Task to complete =>
Select, from the material below, each line with "screenshot" in it.

Dataset excerpts =>
'''

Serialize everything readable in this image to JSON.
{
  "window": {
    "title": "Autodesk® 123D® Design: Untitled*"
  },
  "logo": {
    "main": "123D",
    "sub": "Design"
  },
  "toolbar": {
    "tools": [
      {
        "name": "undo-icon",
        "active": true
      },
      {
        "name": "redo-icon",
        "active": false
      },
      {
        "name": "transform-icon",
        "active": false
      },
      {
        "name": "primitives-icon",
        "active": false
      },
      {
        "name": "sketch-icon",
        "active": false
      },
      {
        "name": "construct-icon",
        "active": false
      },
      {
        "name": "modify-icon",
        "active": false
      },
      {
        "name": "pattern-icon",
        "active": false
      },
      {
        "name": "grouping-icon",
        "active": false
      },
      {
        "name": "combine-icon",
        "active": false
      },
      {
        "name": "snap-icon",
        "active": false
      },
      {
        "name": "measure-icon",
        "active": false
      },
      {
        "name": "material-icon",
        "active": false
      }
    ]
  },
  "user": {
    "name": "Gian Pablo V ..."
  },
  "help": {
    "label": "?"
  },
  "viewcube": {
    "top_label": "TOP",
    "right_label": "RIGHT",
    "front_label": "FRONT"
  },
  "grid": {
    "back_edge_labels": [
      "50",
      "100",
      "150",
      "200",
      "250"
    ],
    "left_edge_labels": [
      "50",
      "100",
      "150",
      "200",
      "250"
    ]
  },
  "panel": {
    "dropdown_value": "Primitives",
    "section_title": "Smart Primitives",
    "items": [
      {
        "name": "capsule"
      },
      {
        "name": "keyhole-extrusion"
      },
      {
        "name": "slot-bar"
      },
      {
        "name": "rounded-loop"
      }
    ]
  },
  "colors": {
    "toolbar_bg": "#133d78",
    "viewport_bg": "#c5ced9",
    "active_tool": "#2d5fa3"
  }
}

'''
'''

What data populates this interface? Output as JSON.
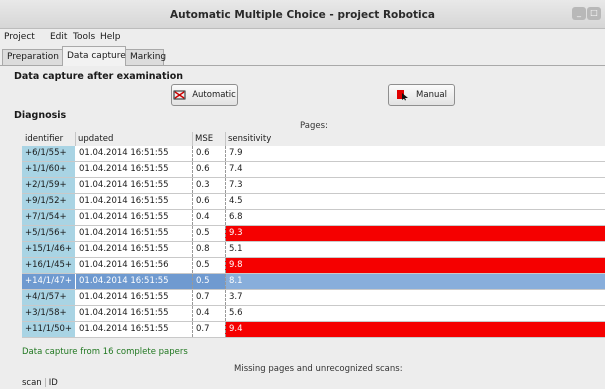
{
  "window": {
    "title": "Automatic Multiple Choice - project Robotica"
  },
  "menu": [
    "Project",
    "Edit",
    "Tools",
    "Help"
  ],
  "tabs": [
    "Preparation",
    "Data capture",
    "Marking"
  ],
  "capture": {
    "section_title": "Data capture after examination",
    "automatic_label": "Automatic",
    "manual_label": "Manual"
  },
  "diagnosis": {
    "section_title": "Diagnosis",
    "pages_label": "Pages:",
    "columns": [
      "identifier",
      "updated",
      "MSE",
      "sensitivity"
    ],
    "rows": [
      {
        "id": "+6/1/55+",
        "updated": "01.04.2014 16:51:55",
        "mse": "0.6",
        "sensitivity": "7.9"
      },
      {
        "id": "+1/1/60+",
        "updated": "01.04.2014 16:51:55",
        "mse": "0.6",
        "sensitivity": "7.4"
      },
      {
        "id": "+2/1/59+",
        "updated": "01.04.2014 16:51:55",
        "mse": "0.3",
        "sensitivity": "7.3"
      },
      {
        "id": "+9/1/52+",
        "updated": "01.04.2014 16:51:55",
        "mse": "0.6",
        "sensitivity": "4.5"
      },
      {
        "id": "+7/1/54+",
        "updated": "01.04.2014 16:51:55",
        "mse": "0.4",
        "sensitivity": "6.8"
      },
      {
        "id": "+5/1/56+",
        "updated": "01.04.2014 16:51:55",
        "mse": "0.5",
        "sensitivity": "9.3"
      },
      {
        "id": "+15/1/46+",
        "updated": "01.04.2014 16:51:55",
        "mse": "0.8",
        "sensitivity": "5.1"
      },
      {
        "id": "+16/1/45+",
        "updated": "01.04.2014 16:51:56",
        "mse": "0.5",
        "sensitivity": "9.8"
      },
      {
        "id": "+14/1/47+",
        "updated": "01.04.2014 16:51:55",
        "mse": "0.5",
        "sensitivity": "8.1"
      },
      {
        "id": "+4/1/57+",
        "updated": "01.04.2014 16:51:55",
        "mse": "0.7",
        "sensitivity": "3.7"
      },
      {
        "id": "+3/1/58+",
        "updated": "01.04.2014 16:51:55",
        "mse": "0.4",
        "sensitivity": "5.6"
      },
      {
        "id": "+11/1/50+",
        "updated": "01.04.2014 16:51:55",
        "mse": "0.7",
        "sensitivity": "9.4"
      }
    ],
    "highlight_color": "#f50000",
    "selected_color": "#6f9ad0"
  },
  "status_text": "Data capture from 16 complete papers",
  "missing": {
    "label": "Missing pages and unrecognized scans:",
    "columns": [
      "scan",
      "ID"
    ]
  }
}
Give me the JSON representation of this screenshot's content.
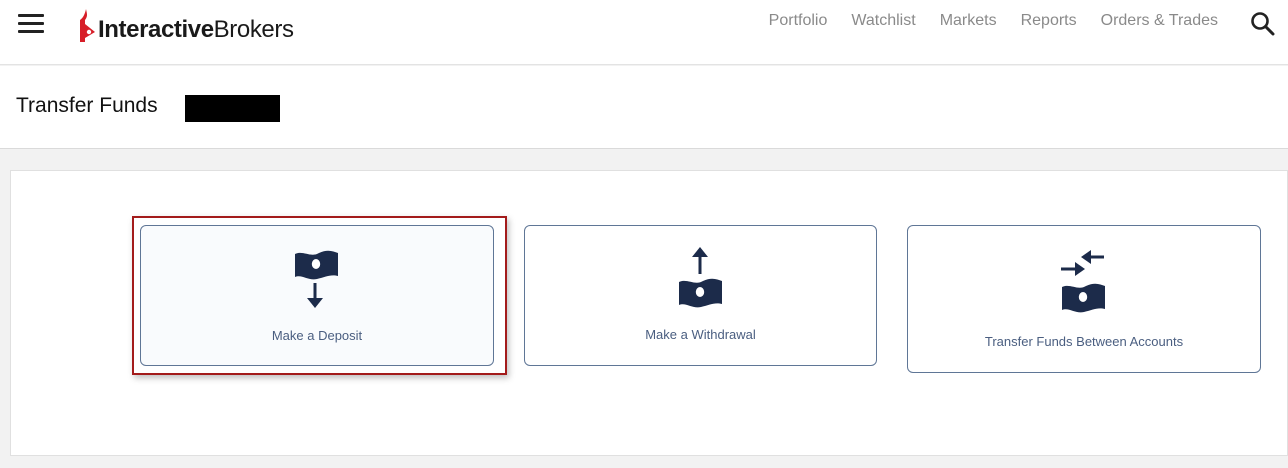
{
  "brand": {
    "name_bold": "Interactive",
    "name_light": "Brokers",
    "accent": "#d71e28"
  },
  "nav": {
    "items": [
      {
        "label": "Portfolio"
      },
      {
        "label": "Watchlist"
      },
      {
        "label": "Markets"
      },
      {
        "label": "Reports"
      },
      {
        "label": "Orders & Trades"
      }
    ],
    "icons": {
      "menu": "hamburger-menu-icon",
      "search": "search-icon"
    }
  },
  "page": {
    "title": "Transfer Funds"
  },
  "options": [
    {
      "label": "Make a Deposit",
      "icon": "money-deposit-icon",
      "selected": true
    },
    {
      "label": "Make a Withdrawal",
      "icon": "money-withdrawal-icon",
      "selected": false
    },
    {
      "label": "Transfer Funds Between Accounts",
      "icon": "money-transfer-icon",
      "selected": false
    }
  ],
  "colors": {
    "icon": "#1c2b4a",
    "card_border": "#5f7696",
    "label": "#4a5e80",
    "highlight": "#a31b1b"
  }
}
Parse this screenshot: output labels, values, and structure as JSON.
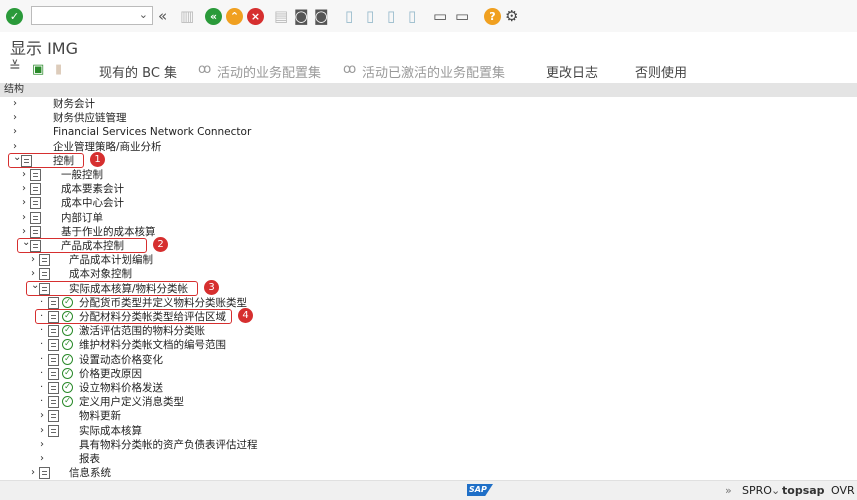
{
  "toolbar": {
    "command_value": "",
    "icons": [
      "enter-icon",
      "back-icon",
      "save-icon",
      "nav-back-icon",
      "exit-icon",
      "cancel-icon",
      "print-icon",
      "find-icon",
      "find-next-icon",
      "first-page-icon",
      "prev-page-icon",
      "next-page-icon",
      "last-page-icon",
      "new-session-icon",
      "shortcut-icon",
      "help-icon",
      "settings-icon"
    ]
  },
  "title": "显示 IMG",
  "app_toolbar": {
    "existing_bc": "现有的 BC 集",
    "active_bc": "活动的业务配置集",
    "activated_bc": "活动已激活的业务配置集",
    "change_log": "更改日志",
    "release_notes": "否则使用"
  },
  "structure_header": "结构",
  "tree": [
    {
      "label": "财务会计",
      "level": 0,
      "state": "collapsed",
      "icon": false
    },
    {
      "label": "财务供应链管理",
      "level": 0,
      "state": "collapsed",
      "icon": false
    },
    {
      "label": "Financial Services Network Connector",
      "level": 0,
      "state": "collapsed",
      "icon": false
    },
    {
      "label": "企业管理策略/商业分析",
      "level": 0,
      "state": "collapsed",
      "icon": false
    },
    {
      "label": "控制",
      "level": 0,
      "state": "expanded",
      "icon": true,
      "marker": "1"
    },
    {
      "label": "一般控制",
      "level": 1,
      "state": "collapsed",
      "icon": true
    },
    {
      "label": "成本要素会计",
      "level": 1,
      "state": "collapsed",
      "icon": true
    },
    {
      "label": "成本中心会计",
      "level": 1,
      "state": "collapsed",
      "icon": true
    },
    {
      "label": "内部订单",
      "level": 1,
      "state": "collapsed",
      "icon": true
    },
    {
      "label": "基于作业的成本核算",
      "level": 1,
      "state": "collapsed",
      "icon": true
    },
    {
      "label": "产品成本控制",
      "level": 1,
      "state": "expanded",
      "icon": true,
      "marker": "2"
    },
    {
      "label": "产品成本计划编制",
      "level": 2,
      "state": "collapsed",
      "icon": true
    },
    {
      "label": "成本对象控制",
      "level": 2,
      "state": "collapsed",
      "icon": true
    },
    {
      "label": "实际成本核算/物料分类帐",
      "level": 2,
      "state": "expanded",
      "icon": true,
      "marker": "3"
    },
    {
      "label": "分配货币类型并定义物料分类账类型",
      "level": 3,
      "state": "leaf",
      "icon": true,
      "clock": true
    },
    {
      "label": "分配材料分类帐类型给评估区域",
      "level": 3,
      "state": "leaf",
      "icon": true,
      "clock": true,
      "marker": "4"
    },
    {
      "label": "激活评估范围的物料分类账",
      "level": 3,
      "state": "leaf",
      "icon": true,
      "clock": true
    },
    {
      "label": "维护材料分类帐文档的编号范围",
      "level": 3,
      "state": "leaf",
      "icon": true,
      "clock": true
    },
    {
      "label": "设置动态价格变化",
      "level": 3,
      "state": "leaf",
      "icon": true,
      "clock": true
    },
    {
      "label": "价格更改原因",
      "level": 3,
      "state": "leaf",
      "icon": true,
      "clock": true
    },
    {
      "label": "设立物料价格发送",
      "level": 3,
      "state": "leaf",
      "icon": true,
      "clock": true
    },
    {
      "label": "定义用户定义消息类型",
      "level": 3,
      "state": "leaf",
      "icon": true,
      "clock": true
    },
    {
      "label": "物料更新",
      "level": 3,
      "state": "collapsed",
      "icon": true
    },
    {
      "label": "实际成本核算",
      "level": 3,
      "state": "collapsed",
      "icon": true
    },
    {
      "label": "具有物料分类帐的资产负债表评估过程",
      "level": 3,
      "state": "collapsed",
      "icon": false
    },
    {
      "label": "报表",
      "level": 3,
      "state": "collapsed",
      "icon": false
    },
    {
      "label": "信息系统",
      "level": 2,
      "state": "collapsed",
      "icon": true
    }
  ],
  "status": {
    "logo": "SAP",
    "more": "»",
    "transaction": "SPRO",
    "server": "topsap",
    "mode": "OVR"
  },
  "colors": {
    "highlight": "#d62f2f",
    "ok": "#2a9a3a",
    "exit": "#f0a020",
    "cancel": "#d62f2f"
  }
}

'''

Correct output =>
Give me the JSON representation of this screenshot's content.
Parse this screenshot: output labels, values, and structure as JSON.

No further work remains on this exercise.